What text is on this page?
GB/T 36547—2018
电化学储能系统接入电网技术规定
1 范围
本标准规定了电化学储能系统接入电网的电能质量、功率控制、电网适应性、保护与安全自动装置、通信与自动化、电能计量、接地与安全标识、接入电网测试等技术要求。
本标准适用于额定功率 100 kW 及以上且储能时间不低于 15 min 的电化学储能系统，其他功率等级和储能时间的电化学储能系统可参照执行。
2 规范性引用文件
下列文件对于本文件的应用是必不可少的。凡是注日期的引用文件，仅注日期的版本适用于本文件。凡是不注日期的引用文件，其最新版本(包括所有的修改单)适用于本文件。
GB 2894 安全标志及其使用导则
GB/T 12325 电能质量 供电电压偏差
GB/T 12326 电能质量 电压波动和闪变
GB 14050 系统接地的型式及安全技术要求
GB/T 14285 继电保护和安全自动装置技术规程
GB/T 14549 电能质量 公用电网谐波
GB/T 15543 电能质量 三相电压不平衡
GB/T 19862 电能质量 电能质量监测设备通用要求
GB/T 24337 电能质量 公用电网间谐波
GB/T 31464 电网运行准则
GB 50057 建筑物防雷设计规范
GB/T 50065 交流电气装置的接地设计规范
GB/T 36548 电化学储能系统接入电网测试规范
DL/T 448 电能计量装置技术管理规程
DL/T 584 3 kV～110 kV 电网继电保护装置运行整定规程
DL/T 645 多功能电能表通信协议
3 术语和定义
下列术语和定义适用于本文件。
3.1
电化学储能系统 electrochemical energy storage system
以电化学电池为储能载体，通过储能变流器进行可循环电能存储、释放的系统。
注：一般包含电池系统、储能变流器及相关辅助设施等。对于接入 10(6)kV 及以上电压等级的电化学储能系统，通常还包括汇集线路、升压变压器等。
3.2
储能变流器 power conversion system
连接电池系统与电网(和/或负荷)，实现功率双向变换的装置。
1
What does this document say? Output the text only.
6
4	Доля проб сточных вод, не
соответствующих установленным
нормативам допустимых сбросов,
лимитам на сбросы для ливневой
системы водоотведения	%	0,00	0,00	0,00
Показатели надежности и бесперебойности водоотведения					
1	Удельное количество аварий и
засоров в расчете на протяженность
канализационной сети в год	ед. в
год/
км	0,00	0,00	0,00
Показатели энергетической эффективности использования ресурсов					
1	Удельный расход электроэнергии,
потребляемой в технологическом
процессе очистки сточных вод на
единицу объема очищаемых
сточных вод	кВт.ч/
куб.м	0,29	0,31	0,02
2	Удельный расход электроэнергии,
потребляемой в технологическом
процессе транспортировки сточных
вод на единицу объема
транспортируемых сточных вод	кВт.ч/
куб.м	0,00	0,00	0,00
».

**THE PROBLEM:**
Please repeat the listing above in full and exactly.

**ANSWER FOR THE TASK:**
What text is on this page?
GB/T 36547—2018
电化学储能系统接入电网技术规定
1 范围
本标准规定了电化学储能系统接入电网的电能质量、功率控制、电网适应性、保护与安全自动装置、通信与自动化、电能计量、接地与安全标识、接入电网测试等技术要求。
本标准适用于额定功率 100 kW 及以上且储能时间不低于 15 min 的电化学储能系统，其他功率等级和储能时间的电化学储能系统可参照执行。
2 规范性引用文件
下列文件对于本文件的应用是必不可少的。凡是注日期的引用文件，仅注日期的版本适用于本文件。凡是不注日期的引用文件，其最新版本(包括所有的修改单)适用于本文件。
GB 2894 安全标志及其使用导则
GB/T 12325 电能质量 供电电压偏差
GB/T 12326 电能质量 电压波动和闪变
GB 14050 系统接地的型式及安全技术要求
GB/T 14285 继电保护和安全自动装置技术规程
GB/T 14549 电能质量 公用电网谐波
GB/T 15543 电能质量 三相电压不平衡
GB/T 19862 电能质量 电能质量监测设备通用要求
GB/T 24337 电能质量 公用电网间谐波
GB/T 31464 电网运行准则
GB 50057 建筑物防雷设计规范
GB/T 50065 交流电气装置的接地设计规范
GB/T 36548 电化学储能系统接入电网测试规范
DL/T 448 电能计量装置技术管理规程
DL/T 584 3 kV～110 kV 电网继电保护装置运行整定规程
DL/T 645 多功能电能表通信协议
3 术语和定义
下列术语和定义适用于本文件。
3.1
电化学储能系统 electrochemical energy storage system
以电化学电池为储能载体，通过储能变流器进行可循环电能存储、释放的系统。
注：一般包含电池系统、储能变流器及相关辅助设施等。对于接入 10(6)kV 及以上电压等级的电化学储能系统，通常还包括汇集线路、升压变压器等。
3.2
储能变流器 power conversion system
连接电池系统与电网(和/或负荷)，实现功率双向变换的装置。
1
What does this document say? Output the text only.
6
4	Доля проб сточных вод, не
соответствующих установленным
нормативам допустимых сбросов,
лимитам на сбросы для ливневой
системы водоотведения	%	0,00	0,00	0,00
Показатели надежности и бесперебойности водоотведения					
1	Удельное количество аварий и
засоров в расчете на протяженность
канализационной сети в год	ед. в
год/
км	0,00	0,00	0,00
Показатели энергетической эффективности использования ресурсов					
1	Удельный расход электроэнергии,
потребляемой в технологическом
процессе очистки сточных вод на
единицу объема очищаемых
сточных вод	кВт.ч/
куб.м	0,29	0,31	0,02
2	Удельный расход электроэнергии,
потребляемой в технологическом
процессе транспортировки сточных
вод на единицу объема
транспортируемых сточных вод	кВт.ч/
куб.м	0,00	0,00	0,00
».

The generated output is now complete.